## Text
- Born: June 7, 1983 (age 42) San Bernardino, California, United States
- Other names: Assassin
- Nationality: American
- Height: 5 ft 11 in (1.80 m)
- Weight: 155 lb (70 kg; 11.1 st)
- Division: Welterweight Lightweight
- Reach: 73.5 in (187 cm)
- Stance: Orthodox
- Fighting out of: San Bernardino, California, United States
- Team: Millennia MMA Gym (2007–2018, 2020) Aguirres FS^{[citation needed]} The Treigning Lab (2018–2020) Fortis MMA (2020–present)
- Years active: 2006–present

Mixed martial arts record
- Total: 39
- Wins: 24
- By knockout: 11
- By submission: 7
- By decision: 5
- By disqualification: 1
- Losses: 14
- By knockout: 5
- By submission: 3
- By decision: 6
- No contests: 1

Other information
- Mixed martial arts record from Sherdog

= Saad Awad =

American mixed martial arts fighter

Saad Rassam Awad (سعد عوض, born June 7, 1983) is an American mixed martial artist competing in the lightweight division. A professional competitor since 2006, Awad has formerly competed for Bellator, Strikeforce and King of the Cage.

==Background==
Born in San Bernardino, California to a Palestinian father and a Brazilian mother, Awad is the fourth eldest of twelve siblings. Growing up, Awad competed in soccer and wrestling at Cajon High School and later wrestled for a semester at a junior college. Later, Awad stumbled upon mixed martial arts and eventually moved to Las Vegas, Nevada.

==Mixed martial arts career==
===Early career===
Awad started his career in 2006. He fought mainly for the Costa Rican promotion Titans of the Pentagon and for the Californian promotion Gladiator Challenge.

For Titans of the Pentagon, he compiled four victories, winning a four-man tournament on the way.

For Gladiator Challenge, he had his first defeat against Nam Phan on February 16, 2008 at GC 74. Despite having lost his GC debut, Awad won the Gladiator Challenge Lightweight Championship against Kyle Olsen on October 25, 2008 at GC 85.

===Strikeforce===
Awad faced Joe Duarte on April 9, 2011 at Strikeforce: Diaz vs. Daley. He lost via submission in the second round.

## Collected data
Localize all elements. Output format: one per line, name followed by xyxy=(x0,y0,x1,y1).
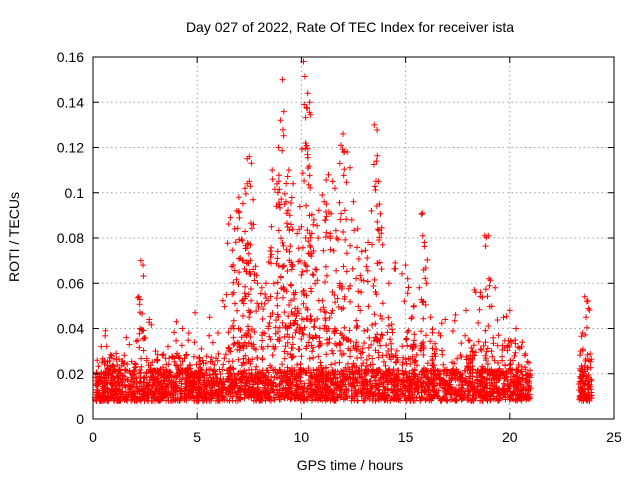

## Task requirements
A: Answer these questions using the Saad Awad article:
(i) At which high school did Awad compete in soccer and wrestling?
(ii) Whom did Awad defeat to win the Gladiator Challenge Lightweight Championship?
(iii) How many of Awad's wins came by submission?
B: Carry on the Saad Awad article from its final sentence.

## Exercise results
A:
(i) Cajon High School
(ii) Kyle Olsen
(iii) 7

B:
===The Ultimate Fighter===
Awad appeared in the first episode of The Ultimate Fighter: Team Carwin vs. Team Nelson. He lost via unanimous decision against Joey Rivera during the entry round.

===Bellator MMA===
Awad made his Bellator MMA debut on January 25, 2009 at Bellator 10 against Diego Garijo. He lost via submission in the first round.

On January 31, 2013 at Bellator 87, Awad was expected to face Jason Fischer. However, he had to replace Patricky Freire in the quarterfinal match of Bellator Season Eight Lightweight Tournament due to a knee injury against Guillaume DeLorenzi. He won via KO 31 seconds into the first round.

In the semifinals, Awad faced Will Brooks on February 28, 2013 at Bellator 91. In a major upset, Awad knocked out the heavily favored Brooks via KO in under a minute once again.

Awad faced David Rickels in the tournament finals at Bellator 94. He lost the fight via TKO due to a highly controversial finish. Rickels dropped Awad with a right hand at the very end of the round, but Awad remained resting on his back instead of getting up to his corner, resulting in the referee declaring an end to the match.

Awad next faced British fighter Martin Stapleton in the quarterfinal match of Bellator season nine lightweight tournament on September 27, 2013 at Bellator 101. He won the fight via submission in the first round.

Awad had a rematch with Will Brooks in the semifinal round on October 25, 2013 at Bellator 105. He lost via unanimous decision (30-27, 30–27, 30-27).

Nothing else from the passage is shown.